# Request
Write out each line beneath this one exactly as it reads.

══ Task input ══

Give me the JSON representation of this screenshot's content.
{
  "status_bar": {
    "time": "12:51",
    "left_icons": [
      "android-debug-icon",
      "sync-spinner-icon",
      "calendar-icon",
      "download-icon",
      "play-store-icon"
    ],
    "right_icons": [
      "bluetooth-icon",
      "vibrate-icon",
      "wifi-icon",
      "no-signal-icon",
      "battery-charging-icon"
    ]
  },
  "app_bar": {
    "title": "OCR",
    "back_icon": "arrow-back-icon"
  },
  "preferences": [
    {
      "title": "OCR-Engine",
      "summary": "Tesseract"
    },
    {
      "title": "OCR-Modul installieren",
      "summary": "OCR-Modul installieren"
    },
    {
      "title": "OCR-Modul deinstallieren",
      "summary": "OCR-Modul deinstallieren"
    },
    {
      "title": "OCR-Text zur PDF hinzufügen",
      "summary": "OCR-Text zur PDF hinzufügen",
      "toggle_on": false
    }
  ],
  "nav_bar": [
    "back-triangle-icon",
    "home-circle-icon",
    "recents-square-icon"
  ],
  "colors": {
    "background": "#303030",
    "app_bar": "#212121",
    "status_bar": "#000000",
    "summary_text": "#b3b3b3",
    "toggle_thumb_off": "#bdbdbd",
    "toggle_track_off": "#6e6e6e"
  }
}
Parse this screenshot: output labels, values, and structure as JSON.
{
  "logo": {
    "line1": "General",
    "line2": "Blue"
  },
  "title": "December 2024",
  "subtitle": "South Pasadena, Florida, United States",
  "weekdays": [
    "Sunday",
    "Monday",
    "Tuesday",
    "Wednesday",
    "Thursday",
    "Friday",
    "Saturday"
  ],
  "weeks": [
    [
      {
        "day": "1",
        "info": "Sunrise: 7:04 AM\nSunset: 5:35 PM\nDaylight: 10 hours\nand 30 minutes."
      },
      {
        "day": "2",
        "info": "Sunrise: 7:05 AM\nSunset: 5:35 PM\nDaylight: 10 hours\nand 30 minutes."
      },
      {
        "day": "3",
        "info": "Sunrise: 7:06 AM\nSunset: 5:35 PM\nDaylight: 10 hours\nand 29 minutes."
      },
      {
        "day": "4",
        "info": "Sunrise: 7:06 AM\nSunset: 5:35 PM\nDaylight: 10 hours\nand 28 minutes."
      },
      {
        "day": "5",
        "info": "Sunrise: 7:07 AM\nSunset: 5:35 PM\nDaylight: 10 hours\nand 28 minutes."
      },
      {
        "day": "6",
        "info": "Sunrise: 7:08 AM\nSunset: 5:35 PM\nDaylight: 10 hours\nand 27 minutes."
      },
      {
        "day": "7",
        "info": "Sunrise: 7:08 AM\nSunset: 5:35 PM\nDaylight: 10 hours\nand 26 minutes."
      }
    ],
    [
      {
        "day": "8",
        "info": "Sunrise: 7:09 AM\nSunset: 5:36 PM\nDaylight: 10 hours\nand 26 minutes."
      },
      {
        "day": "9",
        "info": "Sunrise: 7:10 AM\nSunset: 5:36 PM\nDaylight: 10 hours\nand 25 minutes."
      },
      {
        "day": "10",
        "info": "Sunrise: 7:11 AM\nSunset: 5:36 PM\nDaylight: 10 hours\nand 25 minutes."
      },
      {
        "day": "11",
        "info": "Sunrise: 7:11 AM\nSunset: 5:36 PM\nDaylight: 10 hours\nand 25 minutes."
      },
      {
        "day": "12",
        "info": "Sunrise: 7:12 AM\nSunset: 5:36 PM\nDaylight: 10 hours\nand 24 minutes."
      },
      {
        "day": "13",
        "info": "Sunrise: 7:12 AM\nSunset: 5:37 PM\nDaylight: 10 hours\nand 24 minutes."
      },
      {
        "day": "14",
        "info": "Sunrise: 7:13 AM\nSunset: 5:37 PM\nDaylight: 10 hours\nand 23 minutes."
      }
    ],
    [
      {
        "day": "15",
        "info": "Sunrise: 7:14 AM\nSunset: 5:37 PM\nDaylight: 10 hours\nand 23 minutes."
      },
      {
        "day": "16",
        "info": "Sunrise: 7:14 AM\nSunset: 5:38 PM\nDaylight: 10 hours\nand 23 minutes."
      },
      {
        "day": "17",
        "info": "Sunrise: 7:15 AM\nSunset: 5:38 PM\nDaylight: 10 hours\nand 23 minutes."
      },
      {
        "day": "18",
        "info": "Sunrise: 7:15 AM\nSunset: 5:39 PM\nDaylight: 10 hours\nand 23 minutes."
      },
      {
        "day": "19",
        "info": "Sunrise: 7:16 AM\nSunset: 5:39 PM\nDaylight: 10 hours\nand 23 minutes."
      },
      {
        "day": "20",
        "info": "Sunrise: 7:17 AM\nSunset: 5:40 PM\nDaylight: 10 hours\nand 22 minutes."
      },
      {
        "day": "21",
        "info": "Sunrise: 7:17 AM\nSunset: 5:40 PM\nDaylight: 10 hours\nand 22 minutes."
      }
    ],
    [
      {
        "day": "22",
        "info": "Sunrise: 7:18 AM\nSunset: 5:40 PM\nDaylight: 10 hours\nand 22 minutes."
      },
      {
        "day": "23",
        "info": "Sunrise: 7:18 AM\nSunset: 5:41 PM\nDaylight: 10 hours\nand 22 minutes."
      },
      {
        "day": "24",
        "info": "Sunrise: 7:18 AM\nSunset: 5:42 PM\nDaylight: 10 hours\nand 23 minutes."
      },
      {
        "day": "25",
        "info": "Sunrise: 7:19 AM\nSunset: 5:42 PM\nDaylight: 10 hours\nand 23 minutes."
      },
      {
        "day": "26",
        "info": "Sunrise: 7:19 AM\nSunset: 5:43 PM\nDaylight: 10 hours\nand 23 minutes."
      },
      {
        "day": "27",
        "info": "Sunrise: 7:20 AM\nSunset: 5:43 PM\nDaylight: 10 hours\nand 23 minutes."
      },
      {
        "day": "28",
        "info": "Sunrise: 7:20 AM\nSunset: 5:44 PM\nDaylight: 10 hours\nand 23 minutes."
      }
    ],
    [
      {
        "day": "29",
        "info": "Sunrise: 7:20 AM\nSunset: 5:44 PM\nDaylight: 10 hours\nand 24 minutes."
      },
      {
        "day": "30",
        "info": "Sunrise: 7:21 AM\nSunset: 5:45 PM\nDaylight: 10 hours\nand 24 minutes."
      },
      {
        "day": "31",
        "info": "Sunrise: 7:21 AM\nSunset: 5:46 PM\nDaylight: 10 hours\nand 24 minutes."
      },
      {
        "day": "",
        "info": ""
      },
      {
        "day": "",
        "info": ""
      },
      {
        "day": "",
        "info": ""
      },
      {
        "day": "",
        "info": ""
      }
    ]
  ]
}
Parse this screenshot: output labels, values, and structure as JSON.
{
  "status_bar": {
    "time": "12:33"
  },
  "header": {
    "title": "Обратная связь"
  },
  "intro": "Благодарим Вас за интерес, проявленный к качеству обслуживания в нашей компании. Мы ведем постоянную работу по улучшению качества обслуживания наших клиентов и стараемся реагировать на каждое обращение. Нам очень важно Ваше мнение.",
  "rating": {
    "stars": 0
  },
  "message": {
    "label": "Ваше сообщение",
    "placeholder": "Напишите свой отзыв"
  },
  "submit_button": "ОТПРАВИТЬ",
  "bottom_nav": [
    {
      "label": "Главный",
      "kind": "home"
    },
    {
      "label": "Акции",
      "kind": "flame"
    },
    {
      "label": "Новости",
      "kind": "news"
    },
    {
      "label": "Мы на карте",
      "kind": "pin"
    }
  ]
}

═══

# Completed task
Give me the JSON representation of this screenshot's content.
{
  "status_bar": {
    "time": "12:51",
    "left_icons": [
      "android-debug-icon",
      "sync-spinner-icon",
      "calendar-icon",
      "download-icon",
      "play-store-icon"
    ],
    "right_icons": [
      "bluetooth-icon",
      "vibrate-icon",
      "wifi-icon",
      "no-signal-icon",
      "battery-charging-icon"
    ]
  },
  "app_bar": {
    "title": "OCR",
    "back_icon": "arrow-back-icon"
  },
  "preferences": [
    {
      "title": "OCR-Engine",
      "summary": "Tesseract"
    },
    {
      "title": "OCR-Modul installieren",
      "summary": "OCR-Modul installieren"
    },
    {
      "title": "OCR-Modul deinstallieren",
      "summary": "OCR-Modul deinstallieren"
    },
    {
      "title": "OCR-Text zur PDF hinzufügen",
      "summary": "OCR-Text zur PDF hinzufügen",
      "toggle_on": false
    }
  ],
  "nav_bar": [
    "back-triangle-icon",
    "home-circle-icon",
    "recents-square-icon"
  ],
  "colors": {
    "background": "#303030",
    "app_bar": "#212121",
    "status_bar": "#000000",
    "summary_text": "#b3b3b3",
    "toggle_thumb_off": "#bdbdbd",
    "toggle_track_off": "#6e6e6e"
  }
}
Parse this screenshot: output labels, values, and structure as JSON.
{
  "logo": {
    "line1": "General",
    "line2": "Blue"
  },
  "title": "December 2024",
  "subtitle": "South Pasadena, Florida, United States",
  "weekdays": [
    "Sunday",
    "Monday",
    "Tuesday",
    "Wednesday",
    "Thursday",
    "Friday",
    "Saturday"
  ],
  "weeks": [
    [
      {
        "day": "1",
        "info": "Sunrise: 7:04 AM\nSunset: 5:35 PM\nDaylight: 10 hours\nand 30 minutes."
      },
      {
        "day": "2",
        "info": "Sunrise: 7:05 AM\nSunset: 5:35 PM\nDaylight: 10 hours\nand 30 minutes."
      },
      {
        "day": "3",
        "info": "Sunrise: 7:06 AM\nSunset: 5:35 PM\nDaylight: 10 hours\nand 29 minutes."
      },
      {
        "day": "4",
        "info": "Sunrise: 7:06 AM\nSunset: 5:35 PM\nDaylight: 10 hours\nand 28 minutes."
      },
      {
        "day": "5",
        "info": "Sunrise: 7:07 AM\nSunset: 5:35 PM\nDaylight: 10 hours\nand 28 minutes."
      },
      {
        "day": "6",
        "info": "Sunrise: 7:08 AM\nSunset: 5:35 PM\nDaylight: 10 hours\nand 27 minutes."
      },
      {
        "day": "7",
        "info": "Sunrise: 7:08 AM\nSunset: 5:35 PM\nDaylight: 10 hours\nand 26 minutes."
      }
    ],
    [
      {
        "day": "8",
        "info": "Sunrise: 7:09 AM\nSunset: 5:36 PM\nDaylight: 10 hours\nand 26 minutes."
      },
      {
        "day": "9",
        "info": "Sunrise: 7:10 AM\nSunset: 5:36 PM\nDaylight: 10 hours\nand 25 minutes."
      },
      {
        "day": "10",
        "info": "Sunrise: 7:11 AM\nSunset: 5:36 PM\nDaylight: 10 hours\nand 25 minutes."
      },
      {
        "day": "11",
        "info": "Sunrise: 7:11 AM\nSunset: 5:36 PM\nDaylight: 10 hours\nand 25 minutes."
      },
      {
        "day": "12",
        "info": "Sunrise: 7:12 AM\nSunset: 5:36 PM\nDaylight: 10 hours\nand 24 minutes."
      },
      {
        "day": "13",
        "info": "Sunrise: 7:12 AM\nSunset: 5:37 PM\nDaylight: 10 hours\nand 24 minutes."
      },
      {
        "day": "14",
        "info": "Sunrise: 7:13 AM\nSunset: 5:37 PM\nDaylight: 10 hours\nand 23 minutes."
      }
    ],
    [
      {
        "day": "15",
        "info": "Sunrise: 7:14 AM\nSunset: 5:37 PM\nDaylight: 10 hours\nand 23 minutes."
      },
      {
        "day": "16",
        "info": "Sunrise: 7:14 AM\nSunset: 5:38 PM\nDaylight: 10 hours\nand 23 minutes."
      },
      {
        "day": "17",
        "info": "Sunrise: 7:15 AM\nSunset: 5:38 PM\nDaylight: 10 hours\nand 23 minutes."
      },
      {
        "day": "18",
        "info": "Sunrise: 7:15 AM\nSunset: 5:39 PM\nDaylight: 10 hours\nand 23 minutes."
      },
      {
        "day": "19",
        "info": "Sunrise: 7:16 AM\nSunset: 5:39 PM\nDaylight: 10 hours\nand 23 minutes."
      },
      {
        "day": "20",
        "info": "Sunrise: 7:17 AM\nSunset: 5:40 PM\nDaylight: 10 hours\nand 22 minutes."
      },
      {
        "day": "21",
        "info": "Sunrise: 7:17 AM\nSunset: 5:40 PM\nDaylight: 10 hours\nand 22 minutes."
      }
    ],
    [
      {
        "day": "22",
        "info": "Sunrise: 7:18 AM\nSunset: 5:40 PM\nDaylight: 10 hours\nand 22 minutes."
      },
      {
        "day": "23",
        "info": "Sunrise: 7:18 AM\nSunset: 5:41 PM\nDaylight: 10 hours\nand 22 minutes."
      },
      {
        "day": "24",
        "info": "Sunrise: 7:18 AM\nSunset: 5:42 PM\nDaylight: 10 hours\nand 23 minutes."
      },
      {
        "day": "25",
        "info": "Sunrise: 7:19 AM\nSunset: 5:42 PM\nDaylight: 10 hours\nand 23 minutes."
      },
      {
        "day": "26",
        "info": "Sunrise: 7:19 AM\nSunset: 5:43 PM\nDaylight: 10 hours\nand 23 minutes."
      },
      {
        "day": "27",
        "info": "Sunrise: 7:20 AM\nSunset: 5:43 PM\nDaylight: 10 hours\nand 23 minutes."
      },
      {
        "day": "28",
        "info": "Sunrise: 7:20 AM\nSunset: 5:44 PM\nDaylight: 10 hours\nand 23 minutes."
      }
    ],
    [
      {
        "day": "29",
        "info": "Sunrise: 7:20 AM\nSunset: 5:44 PM\nDaylight: 10 hours\nand 24 minutes."
      },
      {
        "day": "30",
        "info": "Sunrise: 7:21 AM\nSunset: 5:45 PM\nDaylight: 10 hours\nand 24 minutes."
      },
      {
        "day": "31",
        "info": "Sunrise: 7:21 AM\nSunset: 5:46 PM\nDaylight: 10 hours\nand 24 minutes."
      },
      {
        "day": "",
        "info": ""
      },
      {
        "day": "",
        "info": ""
      },
      {
        "day": "",
        "info": ""
      },
      {
        "day": "",
        "info": ""
      }
    ]
  ]
}
Parse this screenshot: output labels, values, and structure as JSON.
{
  "status_bar": {
    "time": "12:33"
  },
  "header": {
    "title": "Обратная связь"
  },
  "intro": "Благодарим Вас за интерес, проявленный к качеству обслуживания в нашей компании. Мы ведем постоянную работу по улучшению качества обслуживания наших клиентов и стараемся реагировать на каждое обращение. Нам очень важно Ваше мнение.",
  "rating": {
    "stars": 0
  },
  "message": {
    "label": "Ваше сообщение",
    "placeholder": "Напишите свой отзыв"
  },
  "submit_button": "ОТПРАВИТЬ",
  "bottom_nav": [
    {
      "label": "Главный",
      "kind": "home"
    },
    {
      "label": "Акции",
      "kind": "flame"
    },
    {
      "label": "Новости",
      "kind": "news"
    },
    {
      "label": "Мы на карте",
      "kind": "pin"
    }
  ]
}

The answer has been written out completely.